● **TEXT EXCERPT**
■ ■ ■ ■ ■

Military drills and the closure property of real numbers

In military drills, we are familiar with the commands that let the soldiers face or turn to certain directions. Left face (sometimes called left turn), right face, and about face are probably the most common commands used. If we are facing north, a left face would mean turning left 90 degrees, which means facing west. In the following discussion, we will agree that our starting position is  facing north. We will call this position, the standard position.

Let us represent the turns with letters:A for about face, R for right face, and L for left face. Notice that whatever combination of turns we do, LR or A, the result is confined to the four directions. An R followed by an A is equivalent to an L (facing west) with respect to the standard position. Likewise an L followed by another L is equivalent to A.We will to denote our starting position P as reference; it is  not turn command, so if the soldier is not facing north (see second figure), a  P will just mean that the soldiers remain in their current position.

■ ■ ■ ■ ■

● **INFORMATION SUPPLIED**
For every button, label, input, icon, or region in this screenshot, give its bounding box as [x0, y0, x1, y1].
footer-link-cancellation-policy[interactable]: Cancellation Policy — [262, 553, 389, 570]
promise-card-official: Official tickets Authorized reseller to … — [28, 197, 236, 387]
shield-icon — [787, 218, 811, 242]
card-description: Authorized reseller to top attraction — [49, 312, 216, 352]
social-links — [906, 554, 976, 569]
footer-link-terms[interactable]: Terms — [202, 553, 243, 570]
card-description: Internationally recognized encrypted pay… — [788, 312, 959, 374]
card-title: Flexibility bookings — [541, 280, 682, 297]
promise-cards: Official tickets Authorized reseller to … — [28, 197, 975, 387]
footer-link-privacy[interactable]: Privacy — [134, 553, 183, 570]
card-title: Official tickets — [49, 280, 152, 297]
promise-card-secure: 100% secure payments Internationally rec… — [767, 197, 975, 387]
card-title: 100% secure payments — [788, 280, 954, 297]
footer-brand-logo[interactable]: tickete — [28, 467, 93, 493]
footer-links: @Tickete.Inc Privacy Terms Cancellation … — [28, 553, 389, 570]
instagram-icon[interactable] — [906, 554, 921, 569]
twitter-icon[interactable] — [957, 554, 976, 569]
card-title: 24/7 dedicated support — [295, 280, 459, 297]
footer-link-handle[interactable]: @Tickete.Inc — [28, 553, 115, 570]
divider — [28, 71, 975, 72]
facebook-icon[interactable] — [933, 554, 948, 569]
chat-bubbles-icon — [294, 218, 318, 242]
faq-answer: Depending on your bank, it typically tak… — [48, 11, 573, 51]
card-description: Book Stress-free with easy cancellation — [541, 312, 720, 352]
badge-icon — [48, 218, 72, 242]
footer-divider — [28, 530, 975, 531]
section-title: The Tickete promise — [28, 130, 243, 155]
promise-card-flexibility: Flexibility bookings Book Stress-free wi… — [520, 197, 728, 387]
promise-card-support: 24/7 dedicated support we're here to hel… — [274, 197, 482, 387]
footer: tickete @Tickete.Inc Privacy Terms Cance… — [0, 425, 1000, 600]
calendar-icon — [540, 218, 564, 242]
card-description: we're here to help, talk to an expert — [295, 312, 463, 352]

■ ■ ■ ■ ■

● **JOBS**
(A) Rewrite the passage on military drills from "Military drills and" to "position, the standard position.", replacing "soldiers" with "cadets".
(B) In the passage on military drills, what is the starting position of facing north called?

● **SOLUTIONS TO EACH TASK**
(A)
Military drills and the closure property of real numbers

In military drills, we are familiar with the commands that let the cadets face or turn to certain directions. Left face (sometimes called left turn), right face, and about face are probably the most common commands used. If we are facing north, a left face would mean turning left 90 degrees, which means facing west. In the following discussion, we will agree that our starting position is  facing north. We will call this position, the standard position.

(B) The standard position.